(Items from a figure collection)
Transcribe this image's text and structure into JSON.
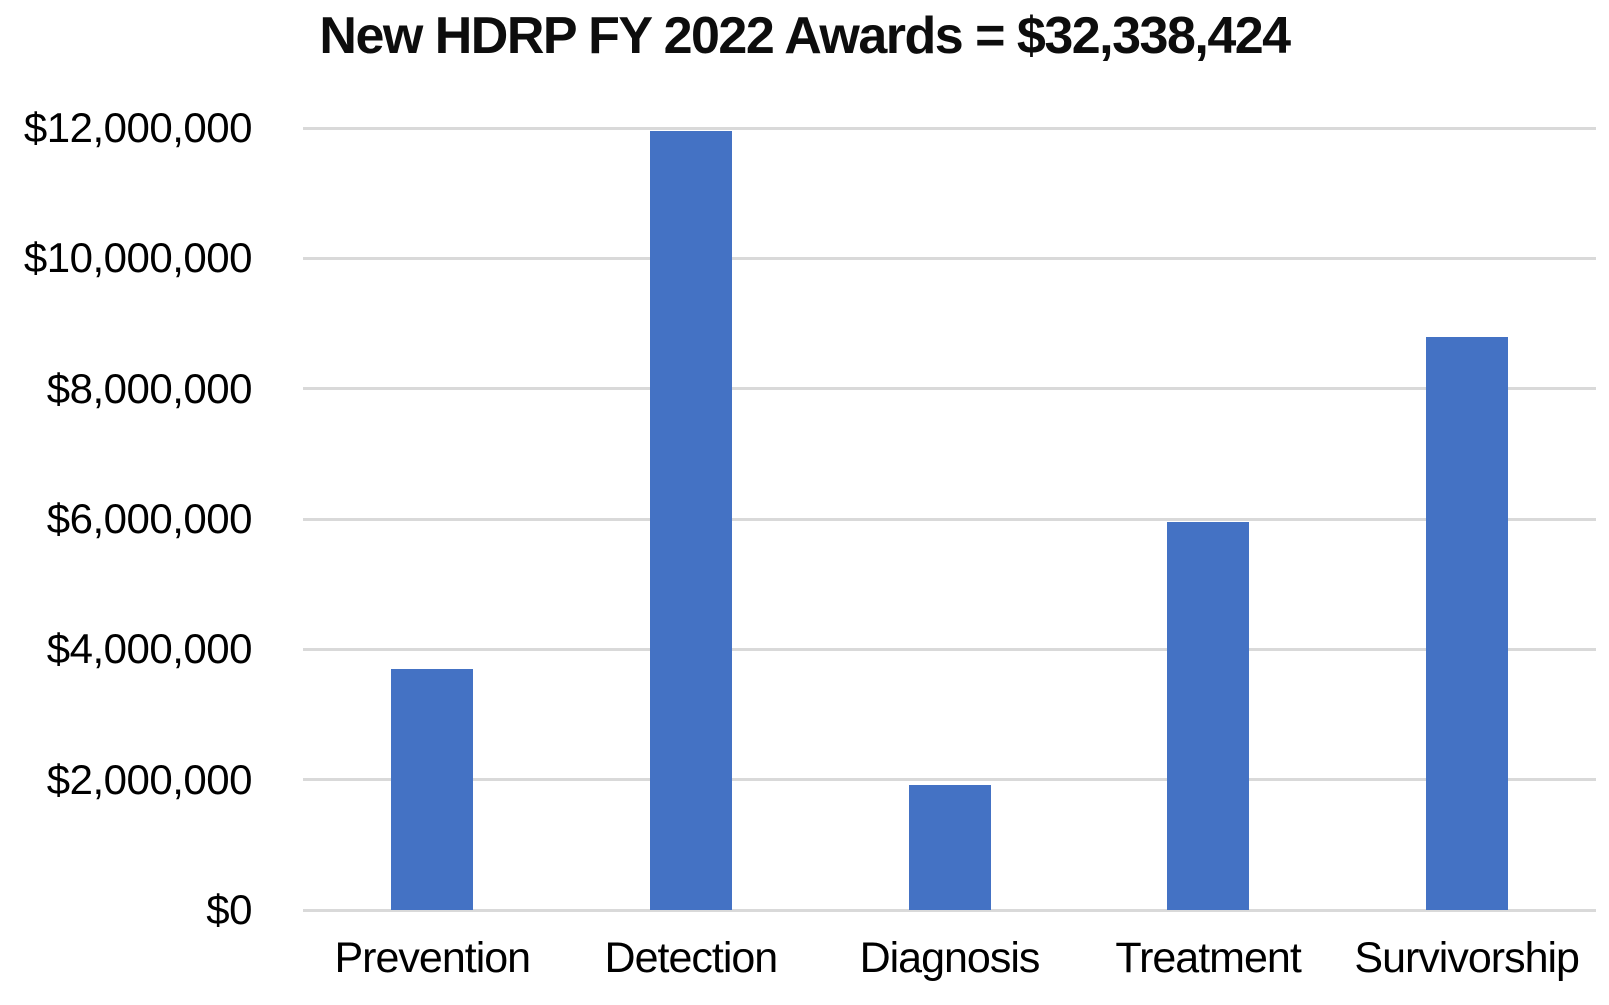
{
  "chart_data": {
    "type": "bar",
    "title": "New HDRP FY 2022 Awards = $32,338,424",
    "xlabel": "",
    "ylabel": "",
    "categories": [
      "Prevention",
      "Detection",
      "Diagnosis",
      "Treatment",
      "Survivorship"
    ],
    "values": [
      3700000,
      11950000,
      1920000,
      5950000,
      8800000
    ],
    "y_ticks": [
      {
        "value": 0,
        "label": "$0"
      },
      {
        "value": 2000000,
        "label": "$2,000,000"
      },
      {
        "value": 4000000,
        "label": "$4,000,000"
      },
      {
        "value": 6000000,
        "label": "$6,000,000"
      },
      {
        "value": 8000000,
        "label": "$8,000,000"
      },
      {
        "value": 10000000,
        "label": "$10,000,000"
      },
      {
        "value": 12000000,
        "label": "$12,000,000"
      }
    ],
    "ylim": [
      0,
      12000000
    ],
    "grid": true,
    "legend_position": "none",
    "bar_color": "#4472C4",
    "gridline_color": "#D9D9D9",
    "text_color": "#000000",
    "background_color": "#FFFFFF"
  }
}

> _OBJECTIVE_
Write out all the entries exactly, except for the pictures.

> _IN RESPONSE_
Transcribe this image's text and structure into JSON.
{
  "chart_data": {
    "type": "bar",
    "title": "New HDRP FY 2022 Awards = $32,338,424",
    "xlabel": "",
    "ylabel": "",
    "categories": [
      "Prevention",
      "Detection",
      "Diagnosis",
      "Treatment",
      "Survivorship"
    ],
    "values": [
      3700000,
      11950000,
      1920000,
      5950000,
      8800000
    ],
    "y_ticks": [
      {
        "value": 0,
        "label": "$0"
      },
      {
        "value": 2000000,
        "label": "$2,000,000"
      },
      {
        "value": 4000000,
        "label": "$4,000,000"
      },
      {
        "value": 6000000,
        "label": "$6,000,000"
      },
      {
        "value": 8000000,
        "label": "$8,000,000"
      },
      {
        "value": 10000000,
        "label": "$10,000,000"
      },
      {
        "value": 12000000,
        "label": "$12,000,000"
      }
    ],
    "ylim": [
      0,
      12000000
    ],
    "grid": true,
    "legend_position": "none",
    "bar_color": "#4472C4",
    "gridline_color": "#D9D9D9",
    "text_color": "#000000",
    "background_color": "#FFFFFF"
  }
}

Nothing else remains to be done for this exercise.